Task to complete: Name every class that the applied classical machine learning notebook imports from sklearn.linear_model.
-- BEGIN Selected text --
### Applied Classical Machine Learning
In this comprehensive mini-project, you'll build an end-to-end machine learning pipeline that integrates all concepts learned from weeks 1-7. You'll work with a real-world dataset to perform classification and regression tasks, applying advanced techniques including ensemble methods, regularization, and unsupervised learning.


# Project Setup

In [None]:
import numpy as np
import pandas as pd
import matplotlib.pyplot as plt
import seaborn as sns
from sklearn import datasets, metrics, model_selection, preprocessing
from sklearn.linear_model import LinearRegression, LogisticRegression, Ridge, Lasso
from sklearn.svm import SVC, SVR
from sklearn.tree import DecisionTreeClassifier, DecisionTreeRegressor
from sklearn.ensemble import RandomForestClassifier, RandomForestRegressor
from sklearn.cluster import KMeans, AgglomerativeClustering
from sklearn.decomposition import PCA
from sklearn.manifold import TSNE
from sklearn.metrics import classification_report, confusion_matrix
import warnings
warnings.filterwarnings('ignore')

# Set random seed for reproducibility
np.random.seed(42)

# Part 1: Data Loading and Initial Exploration (Week 1 Concepts)

In [None]:
# Load the Wine dataset for classification and Boston Housing for regression
from sklearn.datasets import load_wine, load_boston

# Load datasets
wine_data = load_wine()
X_wine = wine_data.data
y_wine = wine_data.target
wine_features = wine_data.feature_names

# For regression, we'll use California housing dataset
from sklearn.datasets import fetch_california_housing
housing_data = fetch_california_housing()
X_housing = housing_data.data
y_housing = housing_data.target
housing_features = housing_data.feature_names

# TODO: Create pandas DataFrames for both datasets
# YOUR CODE HERE

# TODO: Display basic information about both datasets (shape, data types, etc.)
# YOUR CODE HERE

# TODO: Display statistical summary of the features for both datasets
# YOUR CODE HERE

# TODO: Check for missing values in both datasets
# YOUR CODE HERE

# TODO: Identify and understand the ML problem types (supervised vs unsupervised)
# YOUR CODE HERE

# TODO: Perform proper train-test split for both datasets (80% train, 20% test)
# Remember to use random_state for reproducibility
# YOUR CODE HERE

# Part 2: Data Preprocessing and Feature Engineering

In [1]:
# TODO: Scale the features using StandardScaler for both datasets
# YOUR CODE HERE

# TODO: Create polynomial features for the housing dataset (degree=2)
# YOUR CODE HERE

# TODO: Visualize the distribution of target variables
# Create histograms for both classification and regression targets
# YOUR CODE HERE

# TODO: Create correlation heatmaps for both datasets
# YOUR CODE HERE

# TODO: Handle any data quality issues (outliers, skewness)
# YOUR CODE HERE

# Part 3: Linear Models and Regularization (Weeks 2-3)
-- END Selected text --
-- BEGIN Information given --
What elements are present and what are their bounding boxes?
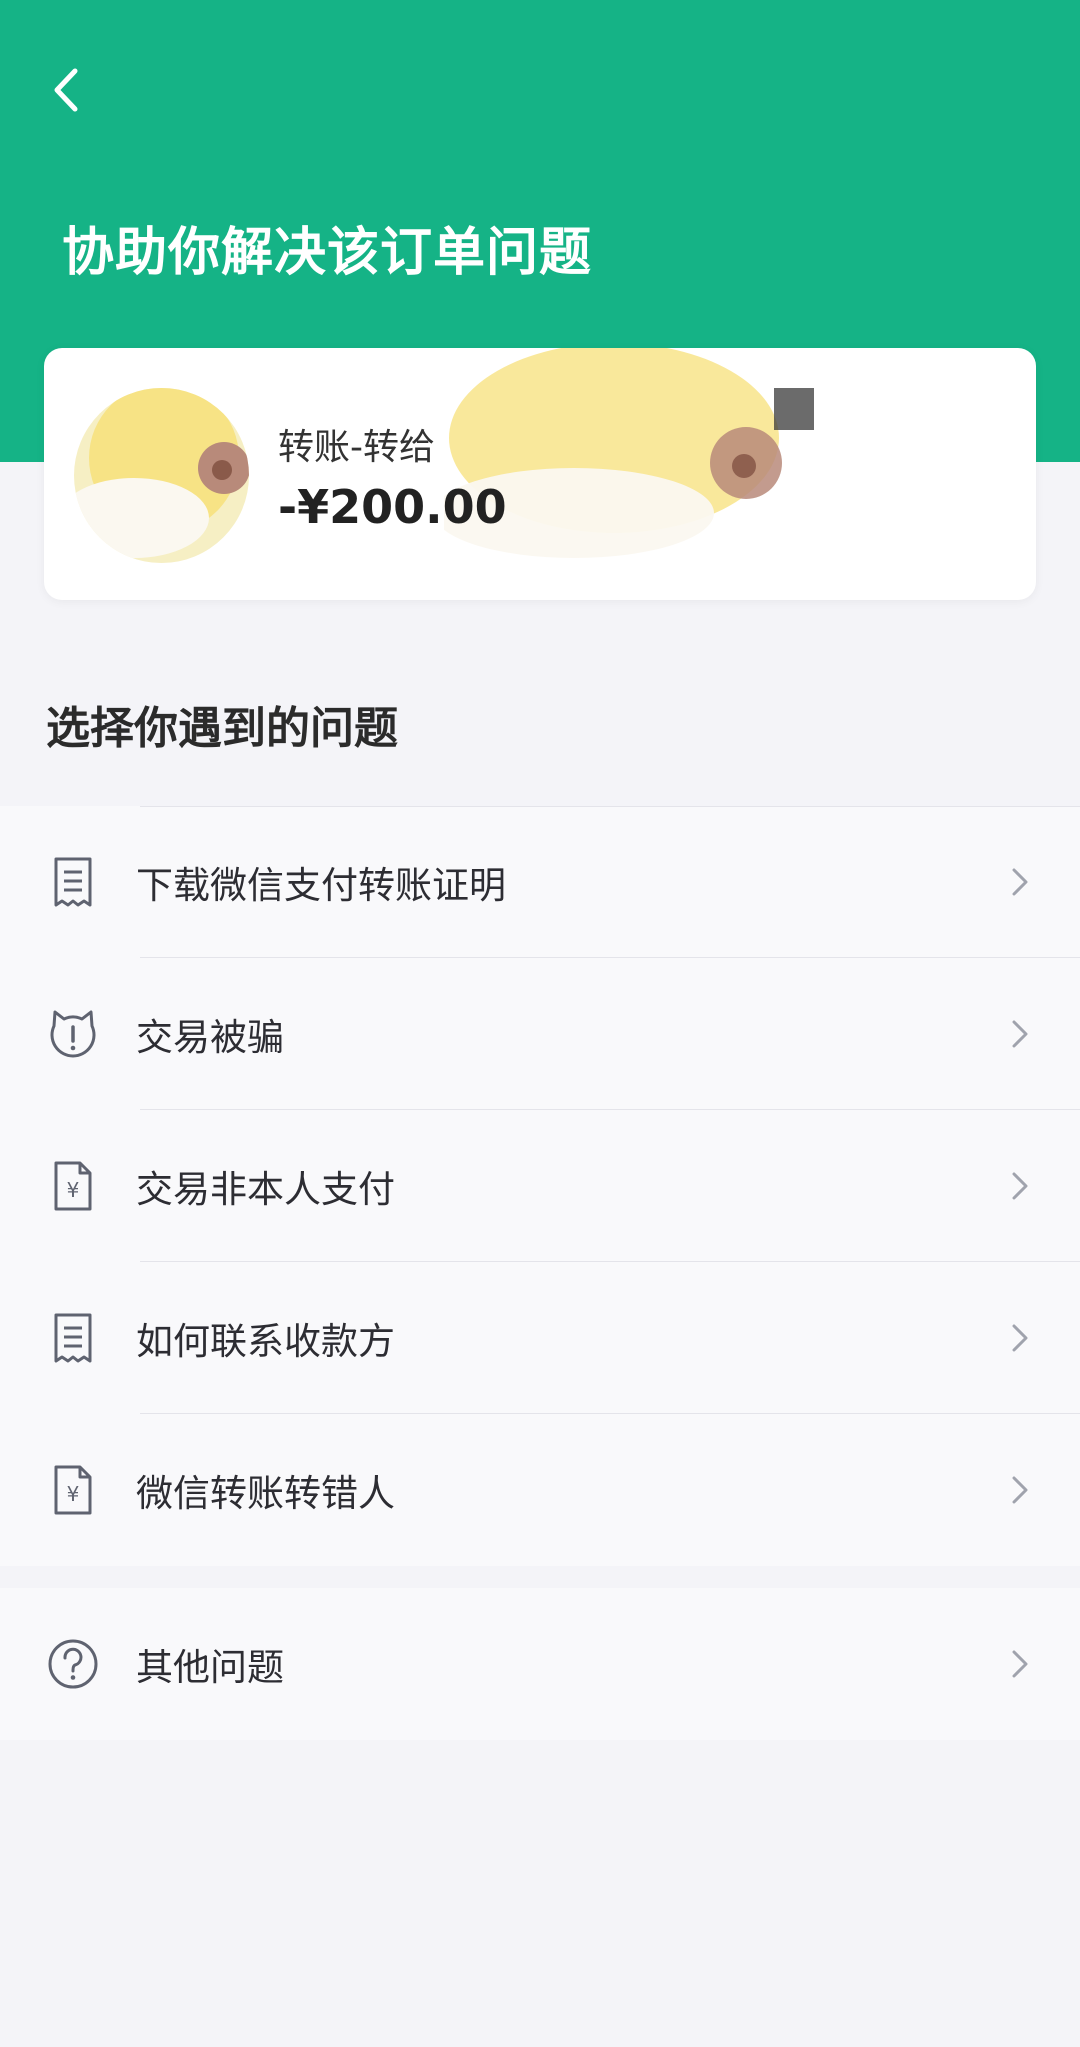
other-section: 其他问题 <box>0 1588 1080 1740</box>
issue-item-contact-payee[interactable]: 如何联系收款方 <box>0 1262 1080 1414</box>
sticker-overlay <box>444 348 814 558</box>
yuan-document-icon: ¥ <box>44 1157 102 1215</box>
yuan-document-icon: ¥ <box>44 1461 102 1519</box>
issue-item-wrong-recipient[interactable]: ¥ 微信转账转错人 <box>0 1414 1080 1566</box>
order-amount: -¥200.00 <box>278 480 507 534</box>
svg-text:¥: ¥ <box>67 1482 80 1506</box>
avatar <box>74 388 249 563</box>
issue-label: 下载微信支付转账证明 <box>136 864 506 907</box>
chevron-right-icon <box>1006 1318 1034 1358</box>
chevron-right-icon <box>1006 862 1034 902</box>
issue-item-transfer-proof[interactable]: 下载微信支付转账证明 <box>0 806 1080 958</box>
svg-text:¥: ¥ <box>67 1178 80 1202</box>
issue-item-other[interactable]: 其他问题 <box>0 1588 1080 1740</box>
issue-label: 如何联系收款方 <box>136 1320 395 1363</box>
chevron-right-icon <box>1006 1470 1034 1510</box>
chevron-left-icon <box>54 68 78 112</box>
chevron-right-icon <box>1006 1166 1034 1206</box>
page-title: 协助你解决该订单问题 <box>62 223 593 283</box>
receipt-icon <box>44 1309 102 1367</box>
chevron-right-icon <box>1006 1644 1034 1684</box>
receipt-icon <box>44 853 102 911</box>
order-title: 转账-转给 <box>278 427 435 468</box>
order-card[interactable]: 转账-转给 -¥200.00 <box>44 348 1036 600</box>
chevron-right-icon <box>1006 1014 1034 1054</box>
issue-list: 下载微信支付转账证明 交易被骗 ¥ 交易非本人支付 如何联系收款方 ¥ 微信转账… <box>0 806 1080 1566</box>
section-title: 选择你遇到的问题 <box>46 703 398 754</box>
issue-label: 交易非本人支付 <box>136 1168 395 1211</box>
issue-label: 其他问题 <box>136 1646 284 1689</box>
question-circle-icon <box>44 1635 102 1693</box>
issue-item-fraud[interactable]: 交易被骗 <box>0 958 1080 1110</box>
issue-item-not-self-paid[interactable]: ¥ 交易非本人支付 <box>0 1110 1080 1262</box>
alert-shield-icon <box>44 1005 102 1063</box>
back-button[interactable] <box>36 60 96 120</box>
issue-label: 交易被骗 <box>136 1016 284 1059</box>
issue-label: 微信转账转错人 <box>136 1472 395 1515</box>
-- END Information given --
-- BEGIN Information given --
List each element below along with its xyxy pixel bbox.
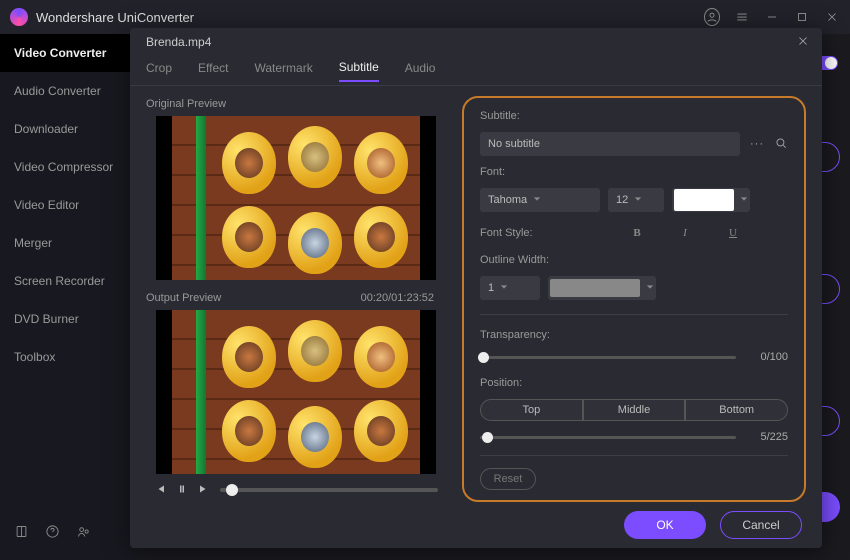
-- END Information given --
Answer for the task: LinearRegression, LogisticRegression, Ridge, Lasso